Requirements >> Restate every entry word for word.
○ ○ ○ ○
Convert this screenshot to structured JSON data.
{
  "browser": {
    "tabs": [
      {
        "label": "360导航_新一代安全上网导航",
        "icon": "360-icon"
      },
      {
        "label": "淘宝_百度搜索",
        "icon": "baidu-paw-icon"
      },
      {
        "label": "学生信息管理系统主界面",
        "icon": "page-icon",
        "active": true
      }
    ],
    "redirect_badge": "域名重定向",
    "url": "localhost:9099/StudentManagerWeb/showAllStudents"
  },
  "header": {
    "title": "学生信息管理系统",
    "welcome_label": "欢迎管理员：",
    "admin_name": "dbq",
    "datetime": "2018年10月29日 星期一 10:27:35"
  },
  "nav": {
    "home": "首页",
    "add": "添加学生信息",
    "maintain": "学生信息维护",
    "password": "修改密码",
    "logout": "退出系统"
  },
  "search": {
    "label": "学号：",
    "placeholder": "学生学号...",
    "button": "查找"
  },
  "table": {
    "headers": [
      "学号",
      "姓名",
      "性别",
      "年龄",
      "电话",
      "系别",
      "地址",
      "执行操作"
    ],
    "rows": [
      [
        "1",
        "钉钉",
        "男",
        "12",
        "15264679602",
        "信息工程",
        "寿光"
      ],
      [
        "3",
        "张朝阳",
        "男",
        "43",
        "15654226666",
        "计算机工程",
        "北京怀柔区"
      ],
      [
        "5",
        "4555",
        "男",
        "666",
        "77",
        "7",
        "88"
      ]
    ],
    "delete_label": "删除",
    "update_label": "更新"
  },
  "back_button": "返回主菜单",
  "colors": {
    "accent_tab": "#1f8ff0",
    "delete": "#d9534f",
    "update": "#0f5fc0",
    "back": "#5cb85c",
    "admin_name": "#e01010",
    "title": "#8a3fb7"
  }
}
○ ○ ○ ○
The reply >>
Convert this screenshot to structured JSON data.
{
  "browser": {
    "tabs": [
      {
        "label": "360导航_新一代安全上网导航",
        "icon": "360-icon"
      },
      {
        "label": "淘宝_百度搜索",
        "icon": "baidu-paw-icon"
      },
      {
        "label": "学生信息管理系统主界面",
        "icon": "page-icon",
        "active": true
      }
    ],
    "redirect_badge": "域名重定向",
    "url": "localhost:9099/StudentManagerWeb/showAllStudents"
  },
  "header": {
    "title": "学生信息管理系统",
    "welcome_label": "欢迎管理员：",
    "admin_name": "dbq",
    "datetime": "2018年10月29日 星期一 10:27:35"
  },
  "nav": {
    "home": "首页",
    "add": "添加学生信息",
    "maintain": "学生信息维护",
    "password": "修改密码",
    "logout": "退出系统"
  },
  "search": {
    "label": "学号：",
    "placeholder": "学生学号...",
    "button": "查找"
  },
  "table": {
    "headers": [
      "学号",
      "姓名",
      "性别",
      "年龄",
      "电话",
      "系别",
      "地址",
      "执行操作"
    ],
    "rows": [
      [
        "1",
        "钉钉",
        "男",
        "12",
        "15264679602",
        "信息工程",
        "寿光"
      ],
      [
        "3",
        "张朝阳",
        "男",
        "43",
        "15654226666",
        "计算机工程",
        "北京怀柔区"
      ],
      [
        "5",
        "4555",
        "男",
        "666",
        "77",
        "7",
        "88"
      ]
    ],
    "delete_label": "删除",
    "update_label": "更新"
  },
  "back_button": "返回主菜单",
  "colors": {
    "accent_tab": "#1f8ff0",
    "delete": "#d9534f",
    "update": "#0f5fc0",
    "back": "#5cb85c",
    "admin_name": "#e01010",
    "title": "#8a3fb7"
  }
}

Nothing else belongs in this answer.